Retype the listing that follows, exactly as written.

:::::

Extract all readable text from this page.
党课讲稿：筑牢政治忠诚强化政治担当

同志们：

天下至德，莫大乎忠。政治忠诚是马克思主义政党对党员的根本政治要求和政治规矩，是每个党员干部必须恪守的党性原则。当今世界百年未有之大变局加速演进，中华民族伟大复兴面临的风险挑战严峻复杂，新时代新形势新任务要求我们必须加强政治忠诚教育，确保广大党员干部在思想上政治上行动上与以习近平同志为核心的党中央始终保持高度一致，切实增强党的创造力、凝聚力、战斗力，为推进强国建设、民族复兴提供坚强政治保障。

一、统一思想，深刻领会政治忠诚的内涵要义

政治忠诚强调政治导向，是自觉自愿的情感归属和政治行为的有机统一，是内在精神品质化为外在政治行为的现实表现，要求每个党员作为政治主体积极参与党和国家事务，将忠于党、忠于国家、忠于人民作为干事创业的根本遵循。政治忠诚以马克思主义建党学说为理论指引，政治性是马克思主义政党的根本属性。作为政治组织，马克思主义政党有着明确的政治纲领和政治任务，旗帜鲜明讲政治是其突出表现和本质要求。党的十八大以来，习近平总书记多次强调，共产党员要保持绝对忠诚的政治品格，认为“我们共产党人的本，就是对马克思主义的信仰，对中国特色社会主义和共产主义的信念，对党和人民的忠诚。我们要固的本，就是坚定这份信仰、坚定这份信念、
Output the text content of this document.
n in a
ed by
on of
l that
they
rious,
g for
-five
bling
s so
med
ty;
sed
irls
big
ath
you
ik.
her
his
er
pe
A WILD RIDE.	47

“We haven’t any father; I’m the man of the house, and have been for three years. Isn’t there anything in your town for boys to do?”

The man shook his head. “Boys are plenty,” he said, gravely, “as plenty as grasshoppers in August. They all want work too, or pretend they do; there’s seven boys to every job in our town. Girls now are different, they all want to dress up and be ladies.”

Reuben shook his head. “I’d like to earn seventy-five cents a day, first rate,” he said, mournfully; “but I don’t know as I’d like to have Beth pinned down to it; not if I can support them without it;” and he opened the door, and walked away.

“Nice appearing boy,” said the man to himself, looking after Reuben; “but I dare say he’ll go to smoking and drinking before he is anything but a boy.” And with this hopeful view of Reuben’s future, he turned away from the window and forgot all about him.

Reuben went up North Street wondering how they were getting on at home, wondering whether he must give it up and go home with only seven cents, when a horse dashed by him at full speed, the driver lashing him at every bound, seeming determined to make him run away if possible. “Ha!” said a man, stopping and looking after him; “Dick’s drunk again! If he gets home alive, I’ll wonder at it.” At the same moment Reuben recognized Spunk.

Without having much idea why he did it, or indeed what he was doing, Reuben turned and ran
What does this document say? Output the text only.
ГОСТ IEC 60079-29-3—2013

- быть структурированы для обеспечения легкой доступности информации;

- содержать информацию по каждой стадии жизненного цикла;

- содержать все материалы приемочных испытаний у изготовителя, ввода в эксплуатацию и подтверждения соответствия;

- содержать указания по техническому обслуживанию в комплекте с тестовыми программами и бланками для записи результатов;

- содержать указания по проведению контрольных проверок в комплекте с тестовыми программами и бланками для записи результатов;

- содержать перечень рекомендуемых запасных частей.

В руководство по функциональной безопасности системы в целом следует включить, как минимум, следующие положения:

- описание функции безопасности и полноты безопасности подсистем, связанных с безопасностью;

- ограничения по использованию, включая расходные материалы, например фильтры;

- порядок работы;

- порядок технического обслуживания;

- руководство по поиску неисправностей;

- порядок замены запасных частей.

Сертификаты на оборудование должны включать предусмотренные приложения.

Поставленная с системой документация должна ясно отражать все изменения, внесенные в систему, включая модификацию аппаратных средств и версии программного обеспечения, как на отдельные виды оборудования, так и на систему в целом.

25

:::::

→ **Complete output**
Extract all readable text from this page.
党课讲稿：筑牢政治忠诚强化政治担当

同志们：

天下至德，莫大乎忠。政治忠诚是马克思主义政党对党员的根本政治要求和政治规矩，是每个党员干部必须恪守的党性原则。当今世界百年未有之大变局加速演进，中华民族伟大复兴面临的风险挑战严峻复杂，新时代新形势新任务要求我们必须加强政治忠诚教育，确保广大党员干部在思想上政治上行动上与以习近平同志为核心的党中央始终保持高度一致，切实增强党的创造力、凝聚力、战斗力，为推进强国建设、民族复兴提供坚强政治保障。

一、统一思想，深刻领会政治忠诚的内涵要义

政治忠诚强调政治导向，是自觉自愿的情感归属和政治行为的有机统一，是内在精神品质化为外在政治行为的现实表现，要求每个党员作为政治主体积极参与党和国家事务，将忠于党、忠于国家、忠于人民作为干事创业的根本遵循。政治忠诚以马克思主义建党学说为理论指引，政治性是马克思主义政党的根本属性。作为政治组织，马克思主义政党有着明确的政治纲领和政治任务，旗帜鲜明讲政治是其突出表现和本质要求。党的十八大以来，习近平总书记多次强调，共产党员要保持绝对忠诚的政治品格，认为“我们共产党人的本，就是对马克思主义的信仰，对中国特色社会主义和共产主义的信念，对党和人民的忠诚。我们要固的本，就是坚定这份信仰、坚定这份信念、
Output the text content of this document.
n in a
ed by
on of
l that
they
rious,
g for
-five
bling
s so
med
ty;
sed
irls
big
ath
you
ik.
her
his
er
pe
A WILD RIDE.	47

“We haven’t any father; I’m the man of the house, and have been for three years. Isn’t there anything in your town for boys to do?”

The man shook his head. “Boys are plenty,” he said, gravely, “as plenty as grasshoppers in August. They all want work too, or pretend they do; there’s seven boys to every job in our town. Girls now are different, they all want to dress up and be ladies.”

Reuben shook his head. “I’d like to earn seventy-five cents a day, first rate,” he said, mournfully; “but I don’t know as I’d like to have Beth pinned down to it; not if I can support them without it;” and he opened the door, and walked away.

“Nice appearing boy,” said the man to himself, looking after Reuben; “but I dare say he’ll go to smoking and drinking before he is anything but a boy.” And with this hopeful view of Reuben’s future, he turned away from the window and forgot all about him.

Reuben went up North Street wondering how they were getting on at home, wondering whether he must give it up and go home with only seven cents, when a horse dashed by him at full speed, the driver lashing him at every bound, seeming determined to make him run away if possible. “Ha!” said a man, stopping and looking after him; “Dick’s drunk again! If he gets home alive, I’ll wonder at it.” At the same moment Reuben recognized Spunk.

Without having much idea why he did it, or indeed what he was doing, Reuben turned and ran
What does this document say? Output the text only.
ГОСТ IEC 60079-29-3—2013

- быть структурированы для обеспечения легкой доступности информации;

- содержать информацию по каждой стадии жизненного цикла;

- содержать все материалы приемочных испытаний у изготовителя, ввода в эксплуатацию и подтверждения соответствия;

- содержать указания по техническому обслуживанию в комплекте с тестовыми программами и бланками для записи результатов;

- содержать указания по проведению контрольных проверок в комплекте с тестовыми программами и бланками для записи результатов;

- содержать перечень рекомендуемых запасных частей.

В руководство по функциональной безопасности системы в целом следует включить, как минимум, следующие положения:

- описание функции безопасности и полноты безопасности подсистем, связанных с безопасностью;

- ограничения по использованию, включая расходные материалы, например фильтры;

- порядок работы;

- порядок технического обслуживания;

- руководство по поиску неисправностей;

- порядок замены запасных частей.

Сертификаты на оборудование должны включать предусмотренные приложения.

Поставленная с системой документация должна ясно отражать все изменения, внесенные в систему, включая модификацию аппаратных средств и версии программного обеспечения, как на отдельные виды оборудования, так и на систему в целом.

25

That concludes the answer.